Problem to solve:
Quote the data below in full, please, without altering anything.

[Saved data entries]
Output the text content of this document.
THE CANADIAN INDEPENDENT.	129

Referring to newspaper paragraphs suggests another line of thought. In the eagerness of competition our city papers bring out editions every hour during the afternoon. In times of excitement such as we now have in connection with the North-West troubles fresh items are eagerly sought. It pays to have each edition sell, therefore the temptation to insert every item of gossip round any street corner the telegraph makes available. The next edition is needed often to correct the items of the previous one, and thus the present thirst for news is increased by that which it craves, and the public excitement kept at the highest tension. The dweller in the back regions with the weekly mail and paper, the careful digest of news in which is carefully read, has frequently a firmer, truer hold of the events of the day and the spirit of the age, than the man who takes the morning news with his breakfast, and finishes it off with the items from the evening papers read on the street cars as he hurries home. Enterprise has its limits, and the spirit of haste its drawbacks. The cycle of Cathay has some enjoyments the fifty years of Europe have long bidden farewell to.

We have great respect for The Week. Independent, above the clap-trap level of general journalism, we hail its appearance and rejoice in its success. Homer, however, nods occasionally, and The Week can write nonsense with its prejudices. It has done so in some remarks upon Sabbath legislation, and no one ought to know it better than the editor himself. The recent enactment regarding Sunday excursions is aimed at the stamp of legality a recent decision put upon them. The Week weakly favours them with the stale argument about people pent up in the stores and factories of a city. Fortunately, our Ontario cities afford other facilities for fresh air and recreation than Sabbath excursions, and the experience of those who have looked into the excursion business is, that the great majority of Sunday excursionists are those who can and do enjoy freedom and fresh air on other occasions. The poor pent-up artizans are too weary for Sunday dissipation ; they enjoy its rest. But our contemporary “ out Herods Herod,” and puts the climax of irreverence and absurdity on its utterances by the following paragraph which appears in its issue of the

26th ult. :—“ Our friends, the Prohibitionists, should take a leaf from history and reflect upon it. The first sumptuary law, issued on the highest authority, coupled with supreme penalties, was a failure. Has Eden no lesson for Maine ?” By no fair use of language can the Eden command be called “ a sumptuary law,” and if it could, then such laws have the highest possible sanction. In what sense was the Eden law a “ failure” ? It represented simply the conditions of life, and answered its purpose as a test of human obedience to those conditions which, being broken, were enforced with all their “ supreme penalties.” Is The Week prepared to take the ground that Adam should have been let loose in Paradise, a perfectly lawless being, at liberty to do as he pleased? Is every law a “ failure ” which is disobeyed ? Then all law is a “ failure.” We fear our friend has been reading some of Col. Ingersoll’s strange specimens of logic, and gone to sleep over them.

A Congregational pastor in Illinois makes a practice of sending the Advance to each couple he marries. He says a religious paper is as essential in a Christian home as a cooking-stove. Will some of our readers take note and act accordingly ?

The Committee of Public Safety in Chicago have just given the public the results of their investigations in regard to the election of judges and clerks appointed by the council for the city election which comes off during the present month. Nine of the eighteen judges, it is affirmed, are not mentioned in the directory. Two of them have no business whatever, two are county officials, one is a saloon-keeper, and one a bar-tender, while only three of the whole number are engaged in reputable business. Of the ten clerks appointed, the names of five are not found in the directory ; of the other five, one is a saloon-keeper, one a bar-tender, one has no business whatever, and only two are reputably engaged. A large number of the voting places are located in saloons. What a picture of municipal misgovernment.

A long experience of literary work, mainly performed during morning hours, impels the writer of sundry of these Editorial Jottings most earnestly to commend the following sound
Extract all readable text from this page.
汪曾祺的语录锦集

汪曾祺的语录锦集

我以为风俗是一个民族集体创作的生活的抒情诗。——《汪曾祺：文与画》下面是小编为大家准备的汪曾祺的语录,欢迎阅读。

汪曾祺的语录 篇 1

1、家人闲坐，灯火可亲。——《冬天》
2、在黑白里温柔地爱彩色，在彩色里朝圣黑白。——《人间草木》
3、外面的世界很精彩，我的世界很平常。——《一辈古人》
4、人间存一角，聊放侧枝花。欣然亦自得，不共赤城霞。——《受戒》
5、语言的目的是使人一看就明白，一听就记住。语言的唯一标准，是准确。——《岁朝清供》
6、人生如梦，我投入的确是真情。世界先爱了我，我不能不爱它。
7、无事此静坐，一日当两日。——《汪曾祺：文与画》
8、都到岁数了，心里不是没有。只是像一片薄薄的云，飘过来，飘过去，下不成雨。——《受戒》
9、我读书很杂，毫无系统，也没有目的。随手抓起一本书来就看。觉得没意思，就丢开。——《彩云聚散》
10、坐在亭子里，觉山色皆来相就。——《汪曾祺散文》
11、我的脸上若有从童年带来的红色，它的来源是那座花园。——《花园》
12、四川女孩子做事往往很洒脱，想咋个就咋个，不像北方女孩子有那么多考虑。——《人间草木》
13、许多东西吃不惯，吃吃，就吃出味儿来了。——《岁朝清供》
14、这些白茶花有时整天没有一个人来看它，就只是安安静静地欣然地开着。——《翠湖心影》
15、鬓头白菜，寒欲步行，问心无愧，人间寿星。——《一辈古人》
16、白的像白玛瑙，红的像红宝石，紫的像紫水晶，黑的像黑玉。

Answer to this exercise:
Output the text content of this document.
THE CANADIAN INDEPENDENT.	129

Referring to newspaper paragraphs suggests another line of thought. In the eagerness of competition our city papers bring out editions every hour during the afternoon. In times of excitement such as we now have in connection with the North-West troubles fresh items are eagerly sought. It pays to have each edition sell, therefore the temptation to insert every item of gossip round any street corner the telegraph makes available. The next edition is needed often to correct the items of the previous one, and thus the present thirst for news is increased by that which it craves, and the public excitement kept at the highest tension. The dweller in the back regions with the weekly mail and paper, the careful digest of news in which is carefully read, has frequently a firmer, truer hold of the events of the day and the spirit of the age, than the man who takes the morning news with his breakfast, and finishes it off with the items from the evening papers read on the street cars as he hurries home. Enterprise has its limits, and the spirit of haste its drawbacks. The cycle of Cathay has some enjoyments the fifty years of Europe have long bidden farewell to.

We have great respect for The Week. Independent, above the clap-trap level of general journalism, we hail its appearance and rejoice in its success. Homer, however, nods occasionally, and The Week can write nonsense with its prejudices. It has done so in some remarks upon Sabbath legislation, and no one ought to know it better than the editor himself. The recent enactment regarding Sunday excursions is aimed at the stamp of legality a recent decision put upon them. The Week weakly favours them with the stale argument about people pent up in the stores and factories of a city. Fortunately, our Ontario cities afford other facilities for fresh air and recreation than Sabbath excursions, and the experience of those who have looked into the excursion business is, that the great majority of Sunday excursionists are those who can and do enjoy freedom and fresh air on other occasions. The poor pent-up artizans are too weary for Sunday dissipation ; they enjoy its rest. But our contemporary “ out Herods Herod,” and puts the climax of irreverence and absurdity on its utterances by the following paragraph which appears in its issue of the

26th ult. :—“ Our friends, the Prohibitionists, should take a leaf from history and reflect upon it. The first sumptuary law, issued on the highest authority, coupled with supreme penalties, was a failure. Has Eden no lesson for Maine ?” By no fair use of language can the Eden command be called “ a sumptuary law,” and if it could, then such laws have the highest possible sanction. In what sense was the Eden law a “ failure” ? It represented simply the conditions of life, and answered its purpose as a test of human obedience to those conditions which, being broken, were enforced with all their “ supreme penalties.” Is The Week prepared to take the ground that Adam should have been let loose in Paradise, a perfectly lawless being, at liberty to do as he pleased? Is every law a “ failure ” which is disobeyed ? Then all law is a “ failure.” We fear our friend has been reading some of Col. Ingersoll’s strange specimens of logic, and gone to sleep over them.

A Congregational pastor in Illinois makes a practice of sending the Advance to each couple he marries. He says a religious paper is as essential in a Christian home as a cooking-stove. Will some of our readers take note and act accordingly ?

The Committee of Public Safety in Chicago have just given the public the results of their investigations in regard to the election of judges and clerks appointed by the council for the city election which comes off during the present month. Nine of the eighteen judges, it is affirmed, are not mentioned in the directory. Two of them have no business whatever, two are county officials, one is a saloon-keeper, and one a bar-tender, while only three of the whole number are engaged in reputable business. Of the ten clerks appointed, the names of five are not found in the directory ; of the other five, one is a saloon-keeper, one a bar-tender, one has no business whatever, and only two are reputably engaged. A large number of the voting places are located in saloons. What a picture of municipal misgovernment.

A long experience of literary work, mainly performed during morning hours, impels the writer of sundry of these Editorial Jottings most earnestly to commend the following sound
Extract all readable text from this page.
汪曾祺的语录锦集

汪曾祺的语录锦集

我以为风俗是一个民族集体创作的生活的抒情诗。——《汪曾祺：文与画》下面是小编为大家准备的汪曾祺的语录,欢迎阅读。

汪曾祺的语录 篇 1

1、家人闲坐，灯火可亲。——《冬天》
2、在黑白里温柔地爱彩色，在彩色里朝圣黑白。——《人间草木》
3、外面的世界很精彩，我的世界很平常。——《一辈古人》
4、人间存一角，聊放侧枝花。欣然亦自得，不共赤城霞。——《受戒》
5、语言的目的是使人一看就明白，一听就记住。语言的唯一标准，是准确。——《岁朝清供》
6、人生如梦，我投入的确是真情。世界先爱了我，我不能不爱它。
7、无事此静坐，一日当两日。——《汪曾祺：文与画》
8、都到岁数了，心里不是没有。只是像一片薄薄的云，飘过来，飘过去，下不成雨。——《受戒》
9、我读书很杂，毫无系统，也没有目的。随手抓起一本书来就看。觉得没意思，就丢开。——《彩云聚散》
10、坐在亭子里，觉山色皆来相就。——《汪曾祺散文》
11、我的脸上若有从童年带来的红色，它的来源是那座花园。——《花园》
12、四川女孩子做事往往很洒脱，想咋个就咋个，不像北方女孩子有那么多考虑。——《人间草木》
13、许多东西吃不惯，吃吃，就吃出味儿来了。——《岁朝清供》
14、这些白茶花有时整天没有一个人来看它，就只是安安静静地欣然地开着。——《翠湖心影》
15、鬓头白菜，寒欲步行，问心无愧，人间寿星。——《一辈古人》
16、白的像白玛瑙，红的像红宝石，紫的像紫水晶，黑的像黑玉。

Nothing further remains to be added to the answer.